-- start of Provided material --

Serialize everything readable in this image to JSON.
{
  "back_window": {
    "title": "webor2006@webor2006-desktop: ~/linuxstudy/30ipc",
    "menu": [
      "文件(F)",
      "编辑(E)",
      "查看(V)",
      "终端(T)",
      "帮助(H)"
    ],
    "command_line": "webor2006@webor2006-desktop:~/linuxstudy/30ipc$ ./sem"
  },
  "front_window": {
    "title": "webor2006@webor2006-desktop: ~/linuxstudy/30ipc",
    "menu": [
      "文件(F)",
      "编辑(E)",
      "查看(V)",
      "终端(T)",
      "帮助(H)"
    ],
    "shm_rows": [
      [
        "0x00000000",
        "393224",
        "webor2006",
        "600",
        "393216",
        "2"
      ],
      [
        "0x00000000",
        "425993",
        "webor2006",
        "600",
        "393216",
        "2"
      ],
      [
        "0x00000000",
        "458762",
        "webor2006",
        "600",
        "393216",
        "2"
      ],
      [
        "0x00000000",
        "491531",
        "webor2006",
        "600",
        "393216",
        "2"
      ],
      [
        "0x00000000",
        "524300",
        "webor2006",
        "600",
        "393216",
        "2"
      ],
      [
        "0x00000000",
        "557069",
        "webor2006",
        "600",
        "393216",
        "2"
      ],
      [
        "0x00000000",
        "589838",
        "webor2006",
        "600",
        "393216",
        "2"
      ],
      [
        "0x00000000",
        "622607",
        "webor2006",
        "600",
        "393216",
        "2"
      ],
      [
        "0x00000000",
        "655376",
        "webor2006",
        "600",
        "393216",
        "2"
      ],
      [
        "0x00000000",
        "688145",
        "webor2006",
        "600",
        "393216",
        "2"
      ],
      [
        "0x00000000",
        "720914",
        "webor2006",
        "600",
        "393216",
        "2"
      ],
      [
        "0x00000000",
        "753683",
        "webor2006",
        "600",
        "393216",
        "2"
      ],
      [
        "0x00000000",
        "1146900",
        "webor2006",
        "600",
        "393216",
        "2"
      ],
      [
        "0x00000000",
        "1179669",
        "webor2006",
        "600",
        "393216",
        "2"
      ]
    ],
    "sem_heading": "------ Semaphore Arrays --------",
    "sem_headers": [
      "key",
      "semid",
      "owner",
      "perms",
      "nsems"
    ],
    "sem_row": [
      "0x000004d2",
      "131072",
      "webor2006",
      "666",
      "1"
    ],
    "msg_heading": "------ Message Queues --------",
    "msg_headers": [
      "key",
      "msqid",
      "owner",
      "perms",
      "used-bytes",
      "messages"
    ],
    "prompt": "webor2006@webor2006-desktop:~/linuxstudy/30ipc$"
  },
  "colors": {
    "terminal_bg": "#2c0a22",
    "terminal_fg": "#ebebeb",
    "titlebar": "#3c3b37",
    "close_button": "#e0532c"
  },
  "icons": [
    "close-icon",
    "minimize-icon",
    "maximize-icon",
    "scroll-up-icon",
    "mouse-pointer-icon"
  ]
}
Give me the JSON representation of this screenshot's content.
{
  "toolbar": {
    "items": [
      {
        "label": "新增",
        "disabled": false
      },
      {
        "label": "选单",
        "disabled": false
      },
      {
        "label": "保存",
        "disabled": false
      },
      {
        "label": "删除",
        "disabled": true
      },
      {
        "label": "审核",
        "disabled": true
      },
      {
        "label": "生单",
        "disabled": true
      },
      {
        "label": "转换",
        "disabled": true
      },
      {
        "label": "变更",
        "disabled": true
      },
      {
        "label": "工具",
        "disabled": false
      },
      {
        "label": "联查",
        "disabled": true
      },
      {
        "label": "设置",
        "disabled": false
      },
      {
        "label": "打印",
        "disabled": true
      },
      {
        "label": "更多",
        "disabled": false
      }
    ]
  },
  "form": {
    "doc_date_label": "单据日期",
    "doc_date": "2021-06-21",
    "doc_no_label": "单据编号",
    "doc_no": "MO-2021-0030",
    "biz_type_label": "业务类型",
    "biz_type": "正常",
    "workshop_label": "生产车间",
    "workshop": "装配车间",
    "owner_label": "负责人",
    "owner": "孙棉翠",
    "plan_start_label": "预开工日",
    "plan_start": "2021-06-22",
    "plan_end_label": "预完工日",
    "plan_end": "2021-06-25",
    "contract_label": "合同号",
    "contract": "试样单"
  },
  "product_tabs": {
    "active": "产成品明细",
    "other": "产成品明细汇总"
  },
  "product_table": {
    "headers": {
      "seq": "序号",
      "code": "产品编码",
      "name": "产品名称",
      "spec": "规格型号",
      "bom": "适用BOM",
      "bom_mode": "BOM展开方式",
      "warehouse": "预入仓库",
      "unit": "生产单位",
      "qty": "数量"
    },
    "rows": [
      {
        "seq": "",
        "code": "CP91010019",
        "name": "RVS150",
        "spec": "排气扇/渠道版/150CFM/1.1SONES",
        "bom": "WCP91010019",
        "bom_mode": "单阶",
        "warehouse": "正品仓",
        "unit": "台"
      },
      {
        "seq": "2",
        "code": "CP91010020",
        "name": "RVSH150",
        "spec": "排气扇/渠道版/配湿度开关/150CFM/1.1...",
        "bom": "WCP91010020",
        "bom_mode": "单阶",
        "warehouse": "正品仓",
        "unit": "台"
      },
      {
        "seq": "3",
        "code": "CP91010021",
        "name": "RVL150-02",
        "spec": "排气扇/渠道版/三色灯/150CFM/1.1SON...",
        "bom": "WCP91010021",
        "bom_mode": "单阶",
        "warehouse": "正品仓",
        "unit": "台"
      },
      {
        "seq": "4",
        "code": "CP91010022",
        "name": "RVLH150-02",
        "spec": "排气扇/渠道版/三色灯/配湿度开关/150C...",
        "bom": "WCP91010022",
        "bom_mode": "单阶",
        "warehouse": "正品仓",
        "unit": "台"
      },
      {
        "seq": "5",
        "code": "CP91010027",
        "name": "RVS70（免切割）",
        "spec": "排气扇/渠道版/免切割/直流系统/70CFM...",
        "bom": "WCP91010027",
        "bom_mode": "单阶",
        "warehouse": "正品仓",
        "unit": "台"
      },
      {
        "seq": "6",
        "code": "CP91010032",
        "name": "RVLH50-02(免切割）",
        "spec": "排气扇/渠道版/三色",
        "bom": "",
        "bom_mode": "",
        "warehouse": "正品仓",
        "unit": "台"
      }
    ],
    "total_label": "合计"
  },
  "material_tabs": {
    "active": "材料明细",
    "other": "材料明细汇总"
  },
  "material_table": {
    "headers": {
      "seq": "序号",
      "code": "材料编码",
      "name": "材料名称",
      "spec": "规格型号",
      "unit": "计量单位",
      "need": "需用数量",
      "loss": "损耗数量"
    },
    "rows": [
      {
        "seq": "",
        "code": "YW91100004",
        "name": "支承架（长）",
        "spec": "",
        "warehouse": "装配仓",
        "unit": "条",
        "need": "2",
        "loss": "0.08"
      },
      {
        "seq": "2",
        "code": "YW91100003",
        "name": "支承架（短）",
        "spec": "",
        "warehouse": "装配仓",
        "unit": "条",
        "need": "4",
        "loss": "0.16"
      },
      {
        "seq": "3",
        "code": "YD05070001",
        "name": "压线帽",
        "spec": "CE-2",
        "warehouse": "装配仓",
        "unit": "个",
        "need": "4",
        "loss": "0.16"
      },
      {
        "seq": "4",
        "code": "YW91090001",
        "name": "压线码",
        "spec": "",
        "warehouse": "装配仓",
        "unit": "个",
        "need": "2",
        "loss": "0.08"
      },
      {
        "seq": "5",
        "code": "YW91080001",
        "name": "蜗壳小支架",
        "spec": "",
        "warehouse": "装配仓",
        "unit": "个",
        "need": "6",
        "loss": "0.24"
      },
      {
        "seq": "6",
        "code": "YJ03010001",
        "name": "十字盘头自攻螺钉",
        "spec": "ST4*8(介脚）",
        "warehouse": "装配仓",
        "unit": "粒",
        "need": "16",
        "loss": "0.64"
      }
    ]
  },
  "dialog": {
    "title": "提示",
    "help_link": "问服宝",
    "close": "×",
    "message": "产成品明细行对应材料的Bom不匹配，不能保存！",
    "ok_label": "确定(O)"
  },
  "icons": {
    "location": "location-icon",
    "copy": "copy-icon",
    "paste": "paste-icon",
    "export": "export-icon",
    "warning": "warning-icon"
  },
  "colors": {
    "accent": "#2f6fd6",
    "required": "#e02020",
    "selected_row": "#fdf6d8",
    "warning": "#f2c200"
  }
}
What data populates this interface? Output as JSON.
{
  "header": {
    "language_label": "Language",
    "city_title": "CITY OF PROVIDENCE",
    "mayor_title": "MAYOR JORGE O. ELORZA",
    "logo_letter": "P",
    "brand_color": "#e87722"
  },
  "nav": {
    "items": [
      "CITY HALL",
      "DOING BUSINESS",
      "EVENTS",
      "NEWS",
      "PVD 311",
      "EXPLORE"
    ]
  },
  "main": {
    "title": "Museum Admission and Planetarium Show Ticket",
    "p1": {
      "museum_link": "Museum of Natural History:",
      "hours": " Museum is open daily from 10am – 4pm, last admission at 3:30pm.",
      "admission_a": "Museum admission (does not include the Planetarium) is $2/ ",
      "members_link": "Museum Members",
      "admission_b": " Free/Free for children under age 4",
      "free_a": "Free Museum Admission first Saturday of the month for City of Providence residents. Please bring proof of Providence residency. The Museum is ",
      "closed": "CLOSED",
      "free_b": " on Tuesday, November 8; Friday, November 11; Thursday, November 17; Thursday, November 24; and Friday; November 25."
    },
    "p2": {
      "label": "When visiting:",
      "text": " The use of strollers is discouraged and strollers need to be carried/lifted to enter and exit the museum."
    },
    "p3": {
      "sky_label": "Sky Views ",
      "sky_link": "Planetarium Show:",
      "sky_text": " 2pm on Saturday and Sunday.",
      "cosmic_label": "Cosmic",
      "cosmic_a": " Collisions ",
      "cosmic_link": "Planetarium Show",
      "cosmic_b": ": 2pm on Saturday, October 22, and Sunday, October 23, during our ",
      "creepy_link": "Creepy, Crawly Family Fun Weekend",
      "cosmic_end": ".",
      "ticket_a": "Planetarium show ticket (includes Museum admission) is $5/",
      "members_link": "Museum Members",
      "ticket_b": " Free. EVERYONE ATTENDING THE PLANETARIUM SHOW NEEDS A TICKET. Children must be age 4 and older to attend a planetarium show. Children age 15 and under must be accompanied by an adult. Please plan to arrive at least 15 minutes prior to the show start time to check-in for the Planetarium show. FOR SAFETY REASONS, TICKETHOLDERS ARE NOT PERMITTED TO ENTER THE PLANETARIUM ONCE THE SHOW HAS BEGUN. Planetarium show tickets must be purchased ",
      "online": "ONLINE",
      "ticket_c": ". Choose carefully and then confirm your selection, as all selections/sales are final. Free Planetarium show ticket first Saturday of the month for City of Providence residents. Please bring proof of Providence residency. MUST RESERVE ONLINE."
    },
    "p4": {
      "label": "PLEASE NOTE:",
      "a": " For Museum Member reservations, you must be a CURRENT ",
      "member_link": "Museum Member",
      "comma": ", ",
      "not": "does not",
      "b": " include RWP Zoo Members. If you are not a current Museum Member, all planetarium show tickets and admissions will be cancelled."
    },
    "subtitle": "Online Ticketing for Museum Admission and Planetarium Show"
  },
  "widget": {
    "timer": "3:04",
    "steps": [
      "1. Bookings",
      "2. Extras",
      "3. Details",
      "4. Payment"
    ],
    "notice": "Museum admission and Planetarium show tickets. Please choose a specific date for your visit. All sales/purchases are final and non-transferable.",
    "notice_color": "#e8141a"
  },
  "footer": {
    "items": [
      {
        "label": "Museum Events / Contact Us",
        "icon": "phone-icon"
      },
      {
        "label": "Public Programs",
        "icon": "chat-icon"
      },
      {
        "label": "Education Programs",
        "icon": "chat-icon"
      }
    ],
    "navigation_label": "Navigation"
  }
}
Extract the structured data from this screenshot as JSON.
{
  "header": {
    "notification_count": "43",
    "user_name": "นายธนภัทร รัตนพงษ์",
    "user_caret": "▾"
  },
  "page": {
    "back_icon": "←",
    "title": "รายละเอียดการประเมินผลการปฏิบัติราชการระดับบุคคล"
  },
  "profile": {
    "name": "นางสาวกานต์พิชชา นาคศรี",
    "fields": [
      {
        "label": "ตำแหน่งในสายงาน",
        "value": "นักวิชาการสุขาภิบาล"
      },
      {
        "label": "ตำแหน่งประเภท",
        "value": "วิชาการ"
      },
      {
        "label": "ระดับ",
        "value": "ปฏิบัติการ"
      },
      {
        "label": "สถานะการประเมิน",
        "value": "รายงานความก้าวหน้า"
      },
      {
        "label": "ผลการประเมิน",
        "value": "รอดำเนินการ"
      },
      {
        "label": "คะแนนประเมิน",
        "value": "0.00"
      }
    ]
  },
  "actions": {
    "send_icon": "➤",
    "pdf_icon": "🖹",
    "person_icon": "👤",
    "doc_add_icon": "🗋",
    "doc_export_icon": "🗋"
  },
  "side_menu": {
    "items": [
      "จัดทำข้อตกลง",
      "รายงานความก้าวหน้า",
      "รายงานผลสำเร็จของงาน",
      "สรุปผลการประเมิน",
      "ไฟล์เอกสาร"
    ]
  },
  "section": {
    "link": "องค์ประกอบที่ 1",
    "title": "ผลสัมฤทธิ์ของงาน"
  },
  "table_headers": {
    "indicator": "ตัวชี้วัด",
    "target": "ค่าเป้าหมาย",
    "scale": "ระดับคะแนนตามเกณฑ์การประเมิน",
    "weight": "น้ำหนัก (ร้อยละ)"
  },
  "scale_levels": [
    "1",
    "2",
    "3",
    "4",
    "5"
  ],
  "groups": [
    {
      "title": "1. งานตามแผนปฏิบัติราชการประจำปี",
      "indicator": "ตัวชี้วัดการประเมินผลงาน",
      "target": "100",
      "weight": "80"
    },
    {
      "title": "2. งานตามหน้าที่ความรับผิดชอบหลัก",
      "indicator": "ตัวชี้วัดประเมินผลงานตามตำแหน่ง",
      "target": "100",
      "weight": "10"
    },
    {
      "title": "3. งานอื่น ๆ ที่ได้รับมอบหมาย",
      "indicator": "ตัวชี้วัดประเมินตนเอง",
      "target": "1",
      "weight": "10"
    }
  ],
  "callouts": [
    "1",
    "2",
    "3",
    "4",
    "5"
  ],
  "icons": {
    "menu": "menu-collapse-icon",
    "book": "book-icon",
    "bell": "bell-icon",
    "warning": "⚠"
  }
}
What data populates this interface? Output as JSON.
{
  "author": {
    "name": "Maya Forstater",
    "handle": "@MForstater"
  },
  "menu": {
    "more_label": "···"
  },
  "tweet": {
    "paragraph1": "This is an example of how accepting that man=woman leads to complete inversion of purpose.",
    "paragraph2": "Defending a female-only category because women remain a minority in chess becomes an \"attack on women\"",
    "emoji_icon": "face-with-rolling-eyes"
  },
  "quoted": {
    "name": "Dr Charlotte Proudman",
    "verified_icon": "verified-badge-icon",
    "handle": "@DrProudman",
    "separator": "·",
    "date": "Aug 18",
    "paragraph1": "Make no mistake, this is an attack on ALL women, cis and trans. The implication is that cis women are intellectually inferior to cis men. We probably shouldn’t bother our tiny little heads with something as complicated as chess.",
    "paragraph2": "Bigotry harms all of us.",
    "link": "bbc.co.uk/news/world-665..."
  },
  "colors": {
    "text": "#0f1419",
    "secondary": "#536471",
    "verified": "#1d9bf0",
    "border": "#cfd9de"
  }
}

-- end of Provided material --

**Exercise directions**.
Answer with one number: how many lines in the listing hold "that".

**Answer to this problem**.
2